PROBLEM TO WORK ON =>
The entries below should be output exactly as written.

(Stored records)
________

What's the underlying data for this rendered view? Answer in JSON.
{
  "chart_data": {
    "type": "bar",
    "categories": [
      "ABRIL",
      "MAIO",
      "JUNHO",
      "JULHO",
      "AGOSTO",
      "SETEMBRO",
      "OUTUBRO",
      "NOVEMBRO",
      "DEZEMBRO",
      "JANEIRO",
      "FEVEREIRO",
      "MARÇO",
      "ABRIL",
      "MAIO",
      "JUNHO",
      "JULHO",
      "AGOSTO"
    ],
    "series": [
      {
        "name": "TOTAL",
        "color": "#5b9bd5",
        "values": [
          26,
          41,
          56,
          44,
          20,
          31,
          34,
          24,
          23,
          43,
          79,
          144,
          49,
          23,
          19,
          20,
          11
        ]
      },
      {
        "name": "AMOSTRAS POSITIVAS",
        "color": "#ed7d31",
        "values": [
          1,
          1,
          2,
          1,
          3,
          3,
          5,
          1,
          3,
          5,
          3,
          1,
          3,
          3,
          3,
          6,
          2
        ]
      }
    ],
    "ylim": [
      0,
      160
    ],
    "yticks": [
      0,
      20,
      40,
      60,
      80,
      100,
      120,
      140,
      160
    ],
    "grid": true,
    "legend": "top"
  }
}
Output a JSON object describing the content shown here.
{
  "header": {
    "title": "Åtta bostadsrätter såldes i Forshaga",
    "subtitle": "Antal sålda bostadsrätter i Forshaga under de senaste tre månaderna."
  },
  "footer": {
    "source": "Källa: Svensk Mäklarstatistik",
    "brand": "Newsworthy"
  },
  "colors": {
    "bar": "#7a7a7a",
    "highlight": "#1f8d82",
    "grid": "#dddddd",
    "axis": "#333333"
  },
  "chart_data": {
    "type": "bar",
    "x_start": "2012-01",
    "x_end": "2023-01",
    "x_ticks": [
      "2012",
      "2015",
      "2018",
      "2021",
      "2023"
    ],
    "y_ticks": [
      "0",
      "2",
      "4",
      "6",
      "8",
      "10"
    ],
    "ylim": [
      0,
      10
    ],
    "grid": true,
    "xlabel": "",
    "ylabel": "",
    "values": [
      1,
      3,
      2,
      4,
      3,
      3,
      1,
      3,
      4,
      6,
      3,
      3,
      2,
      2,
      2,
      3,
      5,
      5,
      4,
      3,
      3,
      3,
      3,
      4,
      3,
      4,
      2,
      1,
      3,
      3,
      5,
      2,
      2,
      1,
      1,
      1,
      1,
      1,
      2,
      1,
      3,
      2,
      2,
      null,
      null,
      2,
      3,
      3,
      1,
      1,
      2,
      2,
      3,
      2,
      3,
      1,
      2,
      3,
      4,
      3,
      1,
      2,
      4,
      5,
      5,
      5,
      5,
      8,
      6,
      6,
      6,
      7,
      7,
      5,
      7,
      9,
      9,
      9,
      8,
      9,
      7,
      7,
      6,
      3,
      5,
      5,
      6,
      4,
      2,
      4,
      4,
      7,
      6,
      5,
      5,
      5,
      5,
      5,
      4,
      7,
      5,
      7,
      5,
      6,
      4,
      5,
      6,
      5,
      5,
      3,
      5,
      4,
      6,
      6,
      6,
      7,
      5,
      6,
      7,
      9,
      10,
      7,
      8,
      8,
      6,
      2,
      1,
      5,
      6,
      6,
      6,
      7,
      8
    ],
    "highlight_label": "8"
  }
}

________

REPLY =>
What's the underlying data for this rendered view? Answer in JSON.
{
  "chart_data": {
    "type": "bar",
    "categories": [
      "ABRIL",
      "MAIO",
      "JUNHO",
      "JULHO",
      "AGOSTO",
      "SETEMBRO",
      "OUTUBRO",
      "NOVEMBRO",
      "DEZEMBRO",
      "JANEIRO",
      "FEVEREIRO",
      "MARÇO",
      "ABRIL",
      "MAIO",
      "JUNHO",
      "JULHO",
      "AGOSTO"
    ],
    "series": [
      {
        "name": "TOTAL",
        "color": "#5b9bd5",
        "values": [
          26,
          41,
          56,
          44,
          20,
          31,
          34,
          24,
          23,
          43,
          79,
          144,
          49,
          23,
          19,
          20,
          11
        ]
      },
      {
        "name": "AMOSTRAS POSITIVAS",
        "color": "#ed7d31",
        "values": [
          1,
          1,
          2,
          1,
          3,
          3,
          5,
          1,
          3,
          5,
          3,
          1,
          3,
          3,
          3,
          6,
          2
        ]
      }
    ],
    "ylim": [
      0,
      160
    ],
    "yticks": [
      0,
      20,
      40,
      60,
      80,
      100,
      120,
      140,
      160
    ],
    "grid": true,
    "legend": "top"
  }
}
Output a JSON object describing the content shown here.
{
  "header": {
    "title": "Åtta bostadsrätter såldes i Forshaga",
    "subtitle": "Antal sålda bostadsrätter i Forshaga under de senaste tre månaderna."
  },
  "footer": {
    "source": "Källa: Svensk Mäklarstatistik",
    "brand": "Newsworthy"
  },
  "colors": {
    "bar": "#7a7a7a",
    "highlight": "#1f8d82",
    "grid": "#dddddd",
    "axis": "#333333"
  },
  "chart_data": {
    "type": "bar",
    "x_start": "2012-01",
    "x_end": "2023-01",
    "x_ticks": [
      "2012",
      "2015",
      "2018",
      "2021",
      "2023"
    ],
    "y_ticks": [
      "0",
      "2",
      "4",
      "6",
      "8",
      "10"
    ],
    "ylim": [
      0,
      10
    ],
    "grid": true,
    "xlabel": "",
    "ylabel": "",
    "values": [
      1,
      3,
      2,
      4,
      3,
      3,
      1,
      3,
      4,
      6,
      3,
      3,
      2,
      2,
      2,
      3,
      5,
      5,
      4,
      3,
      3,
      3,
      3,
      4,
      3,
      4,
      2,
      1,
      3,
      3,
      5,
      2,
      2,
      1,
      1,
      1,
      1,
      1,
      2,
      1,
      3,
      2,
      2,
      null,
      null,
      2,
      3,
      3,
      1,
      1,
      2,
      2,
      3,
      2,
      3,
      1,
      2,
      3,
      4,
      3,
      1,
      2,
      4,
      5,
      5,
      5,
      5,
      8,
      6,
      6,
      6,
      7,
      7,
      5,
      7,
      9,
      9,
      9,
      8,
      9,
      7,
      7,
      6,
      3,
      5,
      5,
      6,
      4,
      2,
      4,
      4,
      7,
      6,
      5,
      5,
      5,
      5,
      5,
      4,
      7,
      5,
      7,
      5,
      6,
      4,
      5,
      6,
      5,
      5,
      3,
      5,
      4,
      6,
      6,
      6,
      7,
      5,
      6,
      7,
      9,
      10,
      7,
      8,
      8,
      6,
      2,
      1,
      5,
      6,
      6,
      6,
      7,
      8
    ],
    "highlight_label": "8"
  }
}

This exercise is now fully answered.